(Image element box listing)
########
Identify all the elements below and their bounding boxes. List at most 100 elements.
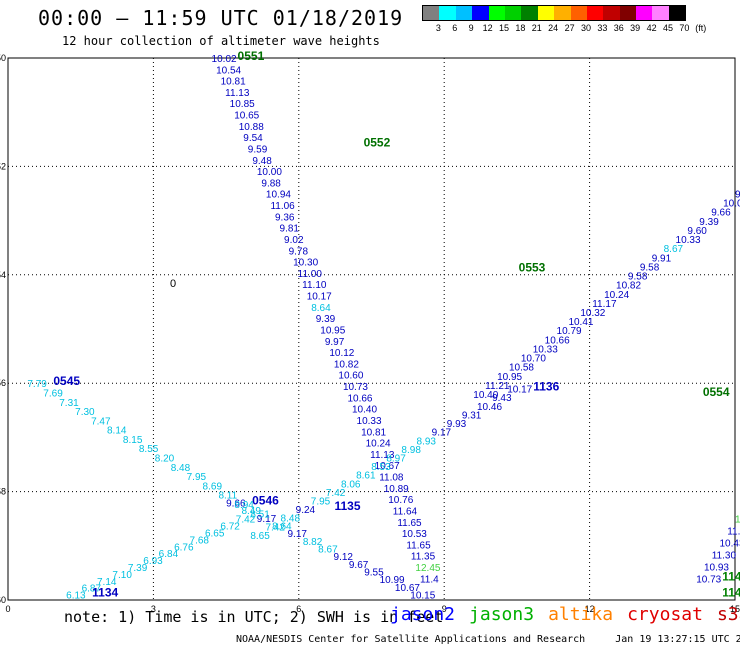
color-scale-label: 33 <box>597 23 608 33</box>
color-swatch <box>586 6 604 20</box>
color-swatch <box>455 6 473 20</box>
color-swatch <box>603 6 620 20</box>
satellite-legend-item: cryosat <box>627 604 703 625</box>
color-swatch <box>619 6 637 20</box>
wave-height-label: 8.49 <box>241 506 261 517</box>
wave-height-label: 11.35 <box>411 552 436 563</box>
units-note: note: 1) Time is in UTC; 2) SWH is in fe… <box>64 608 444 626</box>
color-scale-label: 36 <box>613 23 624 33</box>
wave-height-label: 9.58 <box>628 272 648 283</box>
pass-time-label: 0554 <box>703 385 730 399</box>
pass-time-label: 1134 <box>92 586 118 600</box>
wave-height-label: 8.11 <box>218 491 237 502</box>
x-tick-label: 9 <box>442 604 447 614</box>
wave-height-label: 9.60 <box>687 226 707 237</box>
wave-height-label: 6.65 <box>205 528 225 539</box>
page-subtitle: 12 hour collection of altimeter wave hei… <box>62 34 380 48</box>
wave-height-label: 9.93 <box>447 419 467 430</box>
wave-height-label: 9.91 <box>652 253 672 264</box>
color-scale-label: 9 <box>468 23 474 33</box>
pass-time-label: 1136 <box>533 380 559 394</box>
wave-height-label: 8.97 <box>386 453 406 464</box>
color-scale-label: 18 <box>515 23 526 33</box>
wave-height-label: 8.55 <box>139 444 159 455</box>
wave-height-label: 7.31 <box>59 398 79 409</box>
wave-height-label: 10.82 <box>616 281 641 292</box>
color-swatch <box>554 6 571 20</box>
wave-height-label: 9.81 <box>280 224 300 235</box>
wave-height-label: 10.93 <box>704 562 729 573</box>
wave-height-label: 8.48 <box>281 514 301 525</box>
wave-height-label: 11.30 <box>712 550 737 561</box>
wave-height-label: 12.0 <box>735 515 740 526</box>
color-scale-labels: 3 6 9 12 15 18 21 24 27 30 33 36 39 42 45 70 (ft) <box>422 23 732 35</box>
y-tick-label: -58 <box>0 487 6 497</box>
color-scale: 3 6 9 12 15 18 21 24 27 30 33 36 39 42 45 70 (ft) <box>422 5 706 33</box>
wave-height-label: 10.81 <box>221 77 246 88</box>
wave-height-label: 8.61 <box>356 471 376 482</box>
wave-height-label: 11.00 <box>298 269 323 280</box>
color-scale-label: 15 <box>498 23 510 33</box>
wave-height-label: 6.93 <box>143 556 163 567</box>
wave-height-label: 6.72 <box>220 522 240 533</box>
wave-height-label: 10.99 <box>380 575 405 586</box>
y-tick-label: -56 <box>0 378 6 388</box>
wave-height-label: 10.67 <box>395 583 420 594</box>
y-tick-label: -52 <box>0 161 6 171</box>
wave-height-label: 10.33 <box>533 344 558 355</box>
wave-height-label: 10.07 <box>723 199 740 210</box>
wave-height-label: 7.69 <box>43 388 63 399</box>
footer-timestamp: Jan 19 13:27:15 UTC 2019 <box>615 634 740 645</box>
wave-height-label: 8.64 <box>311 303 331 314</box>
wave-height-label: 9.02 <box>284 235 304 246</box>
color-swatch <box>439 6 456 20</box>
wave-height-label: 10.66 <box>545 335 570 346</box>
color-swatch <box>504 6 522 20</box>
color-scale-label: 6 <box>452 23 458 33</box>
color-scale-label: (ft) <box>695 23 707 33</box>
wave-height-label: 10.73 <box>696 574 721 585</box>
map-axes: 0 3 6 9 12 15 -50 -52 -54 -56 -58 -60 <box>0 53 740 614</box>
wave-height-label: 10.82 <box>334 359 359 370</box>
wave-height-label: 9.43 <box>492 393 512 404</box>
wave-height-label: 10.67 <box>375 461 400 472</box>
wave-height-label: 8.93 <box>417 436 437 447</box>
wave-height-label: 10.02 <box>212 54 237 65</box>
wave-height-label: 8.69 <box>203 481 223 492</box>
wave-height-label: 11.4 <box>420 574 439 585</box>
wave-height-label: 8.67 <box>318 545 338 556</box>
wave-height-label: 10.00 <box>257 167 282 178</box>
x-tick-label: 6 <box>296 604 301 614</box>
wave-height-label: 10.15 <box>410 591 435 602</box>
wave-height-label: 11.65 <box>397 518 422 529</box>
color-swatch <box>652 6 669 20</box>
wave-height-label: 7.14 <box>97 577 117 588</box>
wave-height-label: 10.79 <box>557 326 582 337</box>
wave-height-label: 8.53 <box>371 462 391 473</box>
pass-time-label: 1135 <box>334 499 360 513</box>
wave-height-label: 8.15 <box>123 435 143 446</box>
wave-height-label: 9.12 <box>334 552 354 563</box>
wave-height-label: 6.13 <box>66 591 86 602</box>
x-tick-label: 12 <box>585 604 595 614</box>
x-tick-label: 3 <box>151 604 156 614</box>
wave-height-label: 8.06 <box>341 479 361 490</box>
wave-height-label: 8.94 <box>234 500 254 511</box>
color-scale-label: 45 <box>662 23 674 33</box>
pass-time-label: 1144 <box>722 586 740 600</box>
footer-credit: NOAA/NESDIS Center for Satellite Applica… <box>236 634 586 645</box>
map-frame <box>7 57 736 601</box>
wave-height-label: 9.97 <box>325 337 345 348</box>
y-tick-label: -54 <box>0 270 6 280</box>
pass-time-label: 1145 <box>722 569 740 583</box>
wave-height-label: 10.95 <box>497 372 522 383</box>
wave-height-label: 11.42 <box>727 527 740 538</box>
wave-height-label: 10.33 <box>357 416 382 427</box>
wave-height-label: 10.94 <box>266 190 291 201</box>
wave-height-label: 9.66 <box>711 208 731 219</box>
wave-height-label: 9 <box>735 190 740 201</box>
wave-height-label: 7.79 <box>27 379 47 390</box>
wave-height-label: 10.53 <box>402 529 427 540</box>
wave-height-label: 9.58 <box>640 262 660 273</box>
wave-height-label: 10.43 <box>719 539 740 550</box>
########
Render as a numbered list the lines of the listing from the line with "color-scale-label: 33 <box>597" to the line with "wave-height-label: 9.91 <box>652", both included, leaving out blank lines.

== Output of the task ==
1. color-scale-label: 33 <box>597 23 608 33</box>
2. color-swatch <box>586 6 604 20</box>
3. color-swatch <box>455 6 473 20</box>
4. color-swatch <box>603 6 620 20</box>
5. satellite-legend-item: cryosat <box>627 604 703 625</box>
6. color-swatch <box>619 6 637 20</box>
7. wave-height-label: 8.49 <box>241 506 261 517</box>
8. wave-height-label: 11.35 <box>411 552 436 563</box>
9. units-note: note: 1) Time is in UTC; 2) SWH is in fe… <box>64 608 444 626</box>
10. color-scale-label: 36 <box>613 23 624 33</box>
11. wave-height-label: 9.58 <box>628 272 648 283</box>
12. pass-time-label: 0554 <box>703 385 730 399</box>
13. pass-time-label: 1134 <box>92 586 118 600</box>
14. wave-height-label: 8.11 <box>218 491 237 502</box>
15. x-tick-label: 9 <box>442 604 447 614</box>
16. wave-height-label: 9.60 <box>687 226 707 237</box>
17. wave-height-label: 6.65 <box>205 528 225 539</box>
18. page-subtitle: 12 hour collection of altimeter wave hei… <box>62 34 380 48</box>
19. wave-height-label: 9.93 <box>447 419 467 430</box>
20. wave-height-label: 9.91 <box>652 253 672 264</box>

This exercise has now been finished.